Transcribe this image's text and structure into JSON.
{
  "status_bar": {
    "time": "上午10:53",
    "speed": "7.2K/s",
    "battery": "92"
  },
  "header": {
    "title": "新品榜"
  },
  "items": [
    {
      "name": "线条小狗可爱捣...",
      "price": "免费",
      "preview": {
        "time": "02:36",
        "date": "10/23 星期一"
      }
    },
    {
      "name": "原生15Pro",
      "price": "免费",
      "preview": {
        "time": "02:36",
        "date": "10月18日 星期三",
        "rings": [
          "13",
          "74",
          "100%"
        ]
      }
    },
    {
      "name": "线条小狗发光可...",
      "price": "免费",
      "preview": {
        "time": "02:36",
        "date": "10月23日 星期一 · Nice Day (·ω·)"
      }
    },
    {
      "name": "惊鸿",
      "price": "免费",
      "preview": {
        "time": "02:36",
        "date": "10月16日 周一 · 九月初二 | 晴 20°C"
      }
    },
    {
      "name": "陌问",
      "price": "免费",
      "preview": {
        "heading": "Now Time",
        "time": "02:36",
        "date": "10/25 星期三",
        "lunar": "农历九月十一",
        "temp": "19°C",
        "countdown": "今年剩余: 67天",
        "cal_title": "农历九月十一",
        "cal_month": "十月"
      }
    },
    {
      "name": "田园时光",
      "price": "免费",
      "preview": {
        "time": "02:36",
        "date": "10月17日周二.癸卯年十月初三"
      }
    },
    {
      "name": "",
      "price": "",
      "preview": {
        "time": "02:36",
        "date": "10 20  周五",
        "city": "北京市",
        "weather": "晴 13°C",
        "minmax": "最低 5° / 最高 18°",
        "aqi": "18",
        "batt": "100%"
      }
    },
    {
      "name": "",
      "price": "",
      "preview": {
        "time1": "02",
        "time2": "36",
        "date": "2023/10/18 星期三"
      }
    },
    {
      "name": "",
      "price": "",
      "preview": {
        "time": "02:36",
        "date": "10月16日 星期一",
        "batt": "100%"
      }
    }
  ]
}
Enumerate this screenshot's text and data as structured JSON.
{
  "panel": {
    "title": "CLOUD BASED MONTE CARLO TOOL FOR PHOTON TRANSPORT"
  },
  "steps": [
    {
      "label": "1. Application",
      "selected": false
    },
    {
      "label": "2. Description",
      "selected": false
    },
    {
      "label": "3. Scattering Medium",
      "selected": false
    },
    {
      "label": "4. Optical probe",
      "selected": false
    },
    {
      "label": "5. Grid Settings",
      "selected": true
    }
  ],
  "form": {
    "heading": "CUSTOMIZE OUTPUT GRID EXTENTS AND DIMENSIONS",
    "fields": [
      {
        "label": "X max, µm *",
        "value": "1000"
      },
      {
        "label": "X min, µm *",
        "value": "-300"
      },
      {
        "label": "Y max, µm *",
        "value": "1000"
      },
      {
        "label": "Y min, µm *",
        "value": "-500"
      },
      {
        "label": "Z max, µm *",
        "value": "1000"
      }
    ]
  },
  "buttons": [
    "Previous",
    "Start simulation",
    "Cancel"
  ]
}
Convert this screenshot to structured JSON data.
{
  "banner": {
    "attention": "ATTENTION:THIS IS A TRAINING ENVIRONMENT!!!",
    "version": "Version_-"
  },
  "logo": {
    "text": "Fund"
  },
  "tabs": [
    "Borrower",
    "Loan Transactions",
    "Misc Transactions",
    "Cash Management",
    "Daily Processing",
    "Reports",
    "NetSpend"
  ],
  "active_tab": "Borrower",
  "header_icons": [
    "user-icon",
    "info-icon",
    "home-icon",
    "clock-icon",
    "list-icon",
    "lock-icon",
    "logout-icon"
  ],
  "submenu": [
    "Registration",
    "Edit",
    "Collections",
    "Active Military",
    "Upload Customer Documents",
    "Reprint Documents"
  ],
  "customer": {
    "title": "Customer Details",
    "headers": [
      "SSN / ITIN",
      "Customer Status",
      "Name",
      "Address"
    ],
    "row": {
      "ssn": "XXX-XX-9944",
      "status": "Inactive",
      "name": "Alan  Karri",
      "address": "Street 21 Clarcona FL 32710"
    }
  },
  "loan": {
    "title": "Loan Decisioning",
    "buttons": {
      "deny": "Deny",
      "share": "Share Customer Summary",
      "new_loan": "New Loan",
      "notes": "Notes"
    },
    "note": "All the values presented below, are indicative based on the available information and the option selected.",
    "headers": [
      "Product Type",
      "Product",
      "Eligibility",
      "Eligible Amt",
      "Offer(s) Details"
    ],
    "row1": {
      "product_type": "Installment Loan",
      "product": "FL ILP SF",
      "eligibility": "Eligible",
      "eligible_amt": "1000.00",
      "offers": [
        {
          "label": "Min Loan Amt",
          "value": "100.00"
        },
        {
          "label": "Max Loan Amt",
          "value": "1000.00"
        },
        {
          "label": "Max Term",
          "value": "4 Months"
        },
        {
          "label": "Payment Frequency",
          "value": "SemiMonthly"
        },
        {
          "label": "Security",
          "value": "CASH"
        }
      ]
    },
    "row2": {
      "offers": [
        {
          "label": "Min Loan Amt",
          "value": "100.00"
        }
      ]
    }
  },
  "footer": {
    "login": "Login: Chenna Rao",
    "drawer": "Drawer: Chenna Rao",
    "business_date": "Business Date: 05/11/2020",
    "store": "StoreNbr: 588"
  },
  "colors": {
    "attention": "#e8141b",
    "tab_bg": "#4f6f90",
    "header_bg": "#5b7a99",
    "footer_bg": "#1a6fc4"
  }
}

※ ※ ※

Aim of the exercise
Repeat all the records. Match each line exactly.

Solution for this problem
Transcribe this image's text and structure into JSON.
{
  "status_bar": {
    "time": "上午10:53",
    "speed": "7.2K/s",
    "battery": "92"
  },
  "header": {
    "title": "新品榜"
  },
  "items": [
    {
      "name": "线条小狗可爱捣...",
      "price": "免费",
      "preview": {
        "time": "02:36",
        "date": "10/23 星期一"
      }
    },
    {
      "name": "原生15Pro",
      "price": "免费",
      "preview": {
        "time": "02:36",
        "date": "10月18日 星期三",
        "rings": [
          "13",
          "74",
          "100%"
        ]
      }
    },
    {
      "name": "线条小狗发光可...",
      "price": "免费",
      "preview": {
        "time": "02:36",
        "date": "10月23日 星期一 · Nice Day (·ω·)"
      }
    },
    {
      "name": "惊鸿",
      "price": "免费",
      "preview": {
        "time": "02:36",
        "date": "10月16日 周一 · 九月初二 | 晴 20°C"
      }
    },
    {
      "name": "陌问",
      "price": "免费",
      "preview": {
        "heading": "Now Time",
        "time": "02:36",
        "date": "10/25 星期三",
        "lunar": "农历九月十一",
        "temp": "19°C",
        "countdown": "今年剩余: 67天",
        "cal_title": "农历九月十一",
        "cal_month": "十月"
      }
    },
    {
      "name": "田园时光",
      "price": "免费",
      "preview": {
        "time": "02:36",
        "date": "10月17日周二.癸卯年十月初三"
      }
    },
    {
      "name": "",
      "price": "",
      "preview": {
        "time": "02:36",
        "date": "10 20  周五",
        "city": "北京市",
        "weather": "晴 13°C",
        "minmax": "最低 5° / 最高 18°",
        "aqi": "18",
        "batt": "100%"
      }
    },
    {
      "name": "",
      "price": "",
      "preview": {
        "time1": "02",
        "time2": "36",
        "date": "2023/10/18 星期三"
      }
    },
    {
      "name": "",
      "price": "",
      "preview": {
        "time": "02:36",
        "date": "10月16日 星期一",
        "batt": "100%"
      }
    }
  ]
}
Enumerate this screenshot's text and data as structured JSON.
{
  "panel": {
    "title": "CLOUD BASED MONTE CARLO TOOL FOR PHOTON TRANSPORT"
  },
  "steps": [
    {
      "label": "1. Application",
      "selected": false
    },
    {
      "label": "2. Description",
      "selected": false
    },
    {
      "label": "3. Scattering Medium",
      "selected": false
    },
    {
      "label": "4. Optical probe",
      "selected": false
    },
    {
      "label": "5. Grid Settings",
      "selected": true
    }
  ],
  "form": {
    "heading": "CUSTOMIZE OUTPUT GRID EXTENTS AND DIMENSIONS",
    "fields": [
      {
        "label": "X max, µm *",
        "value": "1000"
      },
      {
        "label": "X min, µm *",
        "value": "-300"
      },
      {
        "label": "Y max, µm *",
        "value": "1000"
      },
      {
        "label": "Y min, µm *",
        "value": "-500"
      },
      {
        "label": "Z max, µm *",
        "value": "1000"
      }
    ]
  },
  "buttons": [
    "Previous",
    "Start simulation",
    "Cancel"
  ]
}
Convert this screenshot to structured JSON data.
{
  "banner": {
    "attention": "ATTENTION:THIS IS A TRAINING ENVIRONMENT!!!",
    "version": "Version_-"
  },
  "logo": {
    "text": "Fund"
  },
  "tabs": [
    "Borrower",
    "Loan Transactions",
    "Misc Transactions",
    "Cash Management",
    "Daily Processing",
    "Reports",
    "NetSpend"
  ],
  "active_tab": "Borrower",
  "header_icons": [
    "user-icon",
    "info-icon",
    "home-icon",
    "clock-icon",
    "list-icon",
    "lock-icon",
    "logout-icon"
  ],
  "submenu": [
    "Registration",
    "Edit",
    "Collections",
    "Active Military",
    "Upload Customer Documents",
    "Reprint Documents"
  ],
  "customer": {
    "title": "Customer Details",
    "headers": [
      "SSN / ITIN",
      "Customer Status",
      "Name",
      "Address"
    ],
    "row": {
      "ssn": "XXX-XX-9944",
      "status": "Inactive",
      "name": "Alan  Karri",
      "address": "Street 21 Clarcona FL 32710"
    }
  },
  "loan": {
    "title": "Loan Decisioning",
    "buttons": {
      "deny": "Deny",
      "share": "Share Customer Summary",
      "new_loan": "New Loan",
      "notes": "Notes"
    },
    "note": "All the values presented below, are indicative based on the available information and the option selected.",
    "headers": [
      "Product Type",
      "Product",
      "Eligibility",
      "Eligible Amt",
      "Offer(s) Details"
    ],
    "row1": {
      "product_type": "Installment Loan",
      "product": "FL ILP SF",
      "eligibility": "Eligible",
      "eligible_amt": "1000.00",
      "offers": [
        {
          "label": "Min Loan Amt",
          "value": "100.00"
        },
        {
          "label": "Max Loan Amt",
          "value": "1000.00"
        },
        {
          "label": "Max Term",
          "value": "4 Months"
        },
        {
          "label": "Payment Frequency",
          "value": "SemiMonthly"
        },
        {
          "label": "Security",
          "value": "CASH"
        }
      ]
    },
    "row2": {
      "offers": [
        {
          "label": "Min Loan Amt",
          "value": "100.00"
        }
      ]
    }
  },
  "footer": {
    "login": "Login: Chenna Rao",
    "drawer": "Drawer: Chenna Rao",
    "business_date": "Business Date: 05/11/2020",
    "store": "StoreNbr: 588"
  },
  "colors": {
    "attention": "#e8141b",
    "tab_bg": "#4f6f90",
    "header_bg": "#5b7a99",
    "footer_bg": "#1a6fc4"
  }
}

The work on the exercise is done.